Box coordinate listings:
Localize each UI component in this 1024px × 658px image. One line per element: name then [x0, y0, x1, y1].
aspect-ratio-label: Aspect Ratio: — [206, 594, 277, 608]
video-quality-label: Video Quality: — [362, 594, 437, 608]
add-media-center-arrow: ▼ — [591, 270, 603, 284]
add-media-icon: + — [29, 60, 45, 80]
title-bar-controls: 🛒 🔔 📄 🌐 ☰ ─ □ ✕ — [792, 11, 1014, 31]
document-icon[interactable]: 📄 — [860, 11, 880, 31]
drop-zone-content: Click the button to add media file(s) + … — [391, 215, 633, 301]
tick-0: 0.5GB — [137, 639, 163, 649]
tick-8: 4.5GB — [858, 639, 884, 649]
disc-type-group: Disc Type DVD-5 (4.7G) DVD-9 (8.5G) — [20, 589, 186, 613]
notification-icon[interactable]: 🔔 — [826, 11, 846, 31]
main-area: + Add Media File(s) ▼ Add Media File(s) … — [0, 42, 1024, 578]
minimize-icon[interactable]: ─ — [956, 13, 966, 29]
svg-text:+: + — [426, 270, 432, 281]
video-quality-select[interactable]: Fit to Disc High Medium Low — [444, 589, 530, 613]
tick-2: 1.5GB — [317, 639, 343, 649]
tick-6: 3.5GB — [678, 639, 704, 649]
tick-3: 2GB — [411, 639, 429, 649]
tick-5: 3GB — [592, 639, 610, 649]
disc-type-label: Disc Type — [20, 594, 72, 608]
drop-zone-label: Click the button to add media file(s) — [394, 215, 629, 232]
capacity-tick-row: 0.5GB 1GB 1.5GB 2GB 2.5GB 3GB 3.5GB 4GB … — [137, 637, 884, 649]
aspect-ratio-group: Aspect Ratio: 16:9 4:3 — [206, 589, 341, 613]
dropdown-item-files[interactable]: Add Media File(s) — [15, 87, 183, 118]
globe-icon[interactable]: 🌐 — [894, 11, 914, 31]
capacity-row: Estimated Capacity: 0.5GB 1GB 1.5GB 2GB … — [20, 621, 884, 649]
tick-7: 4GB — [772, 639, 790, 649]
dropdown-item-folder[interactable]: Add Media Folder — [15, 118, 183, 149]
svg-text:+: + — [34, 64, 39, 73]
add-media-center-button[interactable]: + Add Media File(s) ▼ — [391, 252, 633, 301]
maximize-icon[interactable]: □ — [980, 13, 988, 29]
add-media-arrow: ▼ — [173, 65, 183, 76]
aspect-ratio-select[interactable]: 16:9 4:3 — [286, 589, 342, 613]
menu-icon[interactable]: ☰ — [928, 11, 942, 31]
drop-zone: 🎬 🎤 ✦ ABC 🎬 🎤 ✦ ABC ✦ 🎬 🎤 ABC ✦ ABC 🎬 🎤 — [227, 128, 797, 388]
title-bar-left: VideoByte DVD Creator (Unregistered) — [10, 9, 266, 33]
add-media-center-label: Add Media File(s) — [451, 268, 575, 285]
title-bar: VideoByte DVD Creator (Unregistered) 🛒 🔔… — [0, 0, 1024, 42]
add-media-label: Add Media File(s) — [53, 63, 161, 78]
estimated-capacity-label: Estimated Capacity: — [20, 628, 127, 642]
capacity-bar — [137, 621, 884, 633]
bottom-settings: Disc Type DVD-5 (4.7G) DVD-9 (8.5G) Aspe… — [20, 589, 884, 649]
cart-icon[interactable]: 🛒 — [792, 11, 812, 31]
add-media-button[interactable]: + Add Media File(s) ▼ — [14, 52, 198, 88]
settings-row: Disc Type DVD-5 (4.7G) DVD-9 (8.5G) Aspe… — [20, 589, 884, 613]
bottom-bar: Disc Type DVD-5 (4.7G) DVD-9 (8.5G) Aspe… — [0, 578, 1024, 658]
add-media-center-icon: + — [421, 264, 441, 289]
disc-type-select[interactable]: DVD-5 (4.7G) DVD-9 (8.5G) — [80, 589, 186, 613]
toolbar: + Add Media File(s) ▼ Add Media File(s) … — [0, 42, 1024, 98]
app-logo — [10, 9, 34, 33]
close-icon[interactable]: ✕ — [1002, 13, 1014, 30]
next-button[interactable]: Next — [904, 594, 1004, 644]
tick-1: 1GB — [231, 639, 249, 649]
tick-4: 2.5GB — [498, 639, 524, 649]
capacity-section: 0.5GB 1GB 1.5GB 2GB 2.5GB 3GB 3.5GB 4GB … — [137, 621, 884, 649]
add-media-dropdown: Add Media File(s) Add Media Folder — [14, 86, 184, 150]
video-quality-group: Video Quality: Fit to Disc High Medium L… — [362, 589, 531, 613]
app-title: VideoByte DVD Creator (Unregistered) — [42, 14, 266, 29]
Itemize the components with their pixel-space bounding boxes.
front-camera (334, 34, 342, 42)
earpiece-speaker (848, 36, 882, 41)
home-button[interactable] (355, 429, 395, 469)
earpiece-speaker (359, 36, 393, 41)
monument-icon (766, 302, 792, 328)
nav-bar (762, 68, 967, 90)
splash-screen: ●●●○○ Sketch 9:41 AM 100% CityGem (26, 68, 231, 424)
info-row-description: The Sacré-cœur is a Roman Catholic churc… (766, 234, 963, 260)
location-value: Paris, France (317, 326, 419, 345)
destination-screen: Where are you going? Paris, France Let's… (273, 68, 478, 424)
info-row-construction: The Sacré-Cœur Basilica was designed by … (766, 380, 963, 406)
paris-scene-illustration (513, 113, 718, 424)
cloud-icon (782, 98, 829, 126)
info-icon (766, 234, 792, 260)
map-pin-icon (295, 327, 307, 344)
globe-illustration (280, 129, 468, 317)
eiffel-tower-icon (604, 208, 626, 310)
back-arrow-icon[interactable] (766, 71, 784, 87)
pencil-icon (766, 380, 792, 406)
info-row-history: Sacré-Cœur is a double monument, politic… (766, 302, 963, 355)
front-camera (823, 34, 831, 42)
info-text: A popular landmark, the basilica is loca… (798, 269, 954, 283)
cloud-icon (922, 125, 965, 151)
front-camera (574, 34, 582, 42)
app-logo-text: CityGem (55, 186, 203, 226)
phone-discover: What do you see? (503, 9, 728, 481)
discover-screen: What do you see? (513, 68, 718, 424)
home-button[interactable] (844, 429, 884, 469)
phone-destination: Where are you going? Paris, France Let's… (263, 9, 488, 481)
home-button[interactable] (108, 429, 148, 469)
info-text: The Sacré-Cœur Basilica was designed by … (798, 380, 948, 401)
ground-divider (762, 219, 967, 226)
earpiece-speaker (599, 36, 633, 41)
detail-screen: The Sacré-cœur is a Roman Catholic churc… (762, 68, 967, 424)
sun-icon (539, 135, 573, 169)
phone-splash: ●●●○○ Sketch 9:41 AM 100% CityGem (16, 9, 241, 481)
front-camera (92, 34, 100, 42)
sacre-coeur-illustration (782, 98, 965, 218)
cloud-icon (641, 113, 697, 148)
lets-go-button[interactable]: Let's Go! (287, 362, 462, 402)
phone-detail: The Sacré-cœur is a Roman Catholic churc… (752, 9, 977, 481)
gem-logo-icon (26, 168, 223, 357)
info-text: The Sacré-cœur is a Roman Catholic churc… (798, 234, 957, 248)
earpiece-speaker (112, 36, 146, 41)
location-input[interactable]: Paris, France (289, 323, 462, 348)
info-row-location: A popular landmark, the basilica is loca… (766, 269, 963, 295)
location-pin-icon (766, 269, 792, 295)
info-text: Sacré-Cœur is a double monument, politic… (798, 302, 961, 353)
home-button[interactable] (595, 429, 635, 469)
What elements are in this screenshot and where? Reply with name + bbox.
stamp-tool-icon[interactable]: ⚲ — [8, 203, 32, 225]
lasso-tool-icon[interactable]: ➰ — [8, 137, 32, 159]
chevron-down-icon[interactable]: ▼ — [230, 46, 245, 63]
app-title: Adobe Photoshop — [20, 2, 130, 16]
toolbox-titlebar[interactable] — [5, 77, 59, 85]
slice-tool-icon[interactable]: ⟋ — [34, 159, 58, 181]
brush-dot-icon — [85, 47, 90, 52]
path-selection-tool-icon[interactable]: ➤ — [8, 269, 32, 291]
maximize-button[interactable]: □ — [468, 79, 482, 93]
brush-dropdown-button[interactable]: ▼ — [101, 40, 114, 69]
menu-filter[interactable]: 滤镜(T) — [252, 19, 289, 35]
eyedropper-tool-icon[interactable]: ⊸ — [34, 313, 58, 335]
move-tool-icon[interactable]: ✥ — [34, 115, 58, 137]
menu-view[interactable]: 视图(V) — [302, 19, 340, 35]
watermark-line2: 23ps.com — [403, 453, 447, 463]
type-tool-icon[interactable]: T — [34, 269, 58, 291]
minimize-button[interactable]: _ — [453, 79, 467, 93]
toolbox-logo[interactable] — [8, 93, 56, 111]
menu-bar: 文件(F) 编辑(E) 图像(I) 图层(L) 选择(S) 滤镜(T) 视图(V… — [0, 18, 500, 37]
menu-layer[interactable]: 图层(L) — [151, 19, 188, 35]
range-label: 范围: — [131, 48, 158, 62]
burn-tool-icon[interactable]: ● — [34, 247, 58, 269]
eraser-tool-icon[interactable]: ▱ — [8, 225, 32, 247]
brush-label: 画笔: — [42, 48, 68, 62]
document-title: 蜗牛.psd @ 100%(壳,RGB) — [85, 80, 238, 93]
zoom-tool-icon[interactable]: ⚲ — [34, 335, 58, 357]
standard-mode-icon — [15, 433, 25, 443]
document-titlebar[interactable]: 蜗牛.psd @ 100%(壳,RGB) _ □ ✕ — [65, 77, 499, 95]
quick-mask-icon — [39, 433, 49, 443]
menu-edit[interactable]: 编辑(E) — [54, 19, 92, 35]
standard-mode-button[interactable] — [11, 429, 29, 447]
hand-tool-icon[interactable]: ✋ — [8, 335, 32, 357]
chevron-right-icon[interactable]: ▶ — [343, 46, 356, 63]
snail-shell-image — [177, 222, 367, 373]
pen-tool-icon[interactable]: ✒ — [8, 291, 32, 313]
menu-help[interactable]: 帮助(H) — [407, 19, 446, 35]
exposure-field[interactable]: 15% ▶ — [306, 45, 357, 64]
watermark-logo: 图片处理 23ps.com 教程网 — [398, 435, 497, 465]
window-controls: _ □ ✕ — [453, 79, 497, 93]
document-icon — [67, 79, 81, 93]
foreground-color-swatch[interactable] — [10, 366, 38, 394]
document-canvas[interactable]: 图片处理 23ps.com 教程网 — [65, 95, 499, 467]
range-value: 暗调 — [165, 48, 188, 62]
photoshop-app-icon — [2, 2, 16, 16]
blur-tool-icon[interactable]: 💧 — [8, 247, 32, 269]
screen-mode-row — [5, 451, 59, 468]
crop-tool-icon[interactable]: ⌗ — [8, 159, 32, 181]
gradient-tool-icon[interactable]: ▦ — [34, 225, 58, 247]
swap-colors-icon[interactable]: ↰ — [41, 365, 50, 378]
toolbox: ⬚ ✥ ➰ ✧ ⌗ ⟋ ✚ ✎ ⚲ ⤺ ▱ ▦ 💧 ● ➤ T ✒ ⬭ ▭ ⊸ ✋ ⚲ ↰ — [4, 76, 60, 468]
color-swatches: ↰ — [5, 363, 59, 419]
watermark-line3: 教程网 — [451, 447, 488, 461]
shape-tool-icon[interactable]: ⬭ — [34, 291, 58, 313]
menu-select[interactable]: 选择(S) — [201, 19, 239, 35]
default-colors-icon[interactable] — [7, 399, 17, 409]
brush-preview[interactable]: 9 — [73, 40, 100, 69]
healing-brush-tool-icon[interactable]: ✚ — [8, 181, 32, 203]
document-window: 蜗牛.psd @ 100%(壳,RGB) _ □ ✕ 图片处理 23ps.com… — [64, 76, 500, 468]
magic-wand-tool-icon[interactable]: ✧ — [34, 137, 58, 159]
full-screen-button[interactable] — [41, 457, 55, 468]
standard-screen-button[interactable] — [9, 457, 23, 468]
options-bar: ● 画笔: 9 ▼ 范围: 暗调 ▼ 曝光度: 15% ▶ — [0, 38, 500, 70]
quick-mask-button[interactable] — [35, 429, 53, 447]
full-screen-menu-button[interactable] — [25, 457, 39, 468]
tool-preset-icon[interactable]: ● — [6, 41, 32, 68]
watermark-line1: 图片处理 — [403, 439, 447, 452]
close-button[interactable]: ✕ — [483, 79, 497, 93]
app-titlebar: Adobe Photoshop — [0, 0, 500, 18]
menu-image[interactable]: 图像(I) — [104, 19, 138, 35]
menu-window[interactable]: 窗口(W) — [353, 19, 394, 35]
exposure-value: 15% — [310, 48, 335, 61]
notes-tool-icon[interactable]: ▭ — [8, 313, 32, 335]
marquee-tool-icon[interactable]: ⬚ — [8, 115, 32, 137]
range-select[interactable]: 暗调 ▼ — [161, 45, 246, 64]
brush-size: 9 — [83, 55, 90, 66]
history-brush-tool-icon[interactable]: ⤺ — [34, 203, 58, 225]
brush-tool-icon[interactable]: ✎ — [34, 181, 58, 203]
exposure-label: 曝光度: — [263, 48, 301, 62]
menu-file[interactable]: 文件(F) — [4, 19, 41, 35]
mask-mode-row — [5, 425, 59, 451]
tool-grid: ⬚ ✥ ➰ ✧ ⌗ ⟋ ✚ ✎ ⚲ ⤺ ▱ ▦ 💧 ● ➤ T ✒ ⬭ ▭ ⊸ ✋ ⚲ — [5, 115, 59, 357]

▸ **Directions**
Repeat the stretch of entries above, from the start through the line containing "aspect-ratio-group: Aspect Ratio: 16:9", with each line reproduced verbatim.

▸ **Reply to the task**
Localize each UI component in this 1024px × 658px image. One line per element: name then [x0, y0, x1, y1].
aspect-ratio-label: Aspect Ratio: — [206, 594, 277, 608]
video-quality-label: Video Quality: — [362, 594, 437, 608]
add-media-center-arrow: ▼ — [591, 270, 603, 284]
add-media-icon: + — [29, 60, 45, 80]
title-bar-controls: 🛒 🔔 📄 🌐 ☰ ─ □ ✕ — [792, 11, 1014, 31]
document-icon[interactable]: 📄 — [860, 11, 880, 31]
drop-zone-content: Click the button to add media file(s) + … — [391, 215, 633, 301]
tick-0: 0.5GB — [137, 639, 163, 649]
tick-8: 4.5GB — [858, 639, 884, 649]
disc-type-group: Disc Type DVD-5 (4.7G) DVD-9 (8.5G) — [20, 589, 186, 613]
notification-icon[interactable]: 🔔 — [826, 11, 846, 31]
main-area: + Add Media File(s) ▼ Add Media File(s) … — [0, 42, 1024, 578]
minimize-icon[interactable]: ─ — [956, 13, 966, 29]
svg-text:+: + — [426, 270, 432, 281]
video-quality-select[interactable]: Fit to Disc High Medium Low — [444, 589, 530, 613]
tick-2: 1.5GB — [317, 639, 343, 649]
tick-6: 3.5GB — [678, 639, 704, 649]
tick-3: 2GB — [411, 639, 429, 649]
tick-5: 3GB — [592, 639, 610, 649]
disc-type-label: Disc Type — [20, 594, 72, 608]
drop-zone-label: Click the button to add media file(s) — [394, 215, 629, 232]
capacity-tick-row: 0.5GB 1GB 1.5GB 2GB 2.5GB 3GB 3.5GB 4GB … — [137, 637, 884, 649]
aspect-ratio-group: Aspect Ratio: 16:9 4:3 — [206, 589, 341, 613]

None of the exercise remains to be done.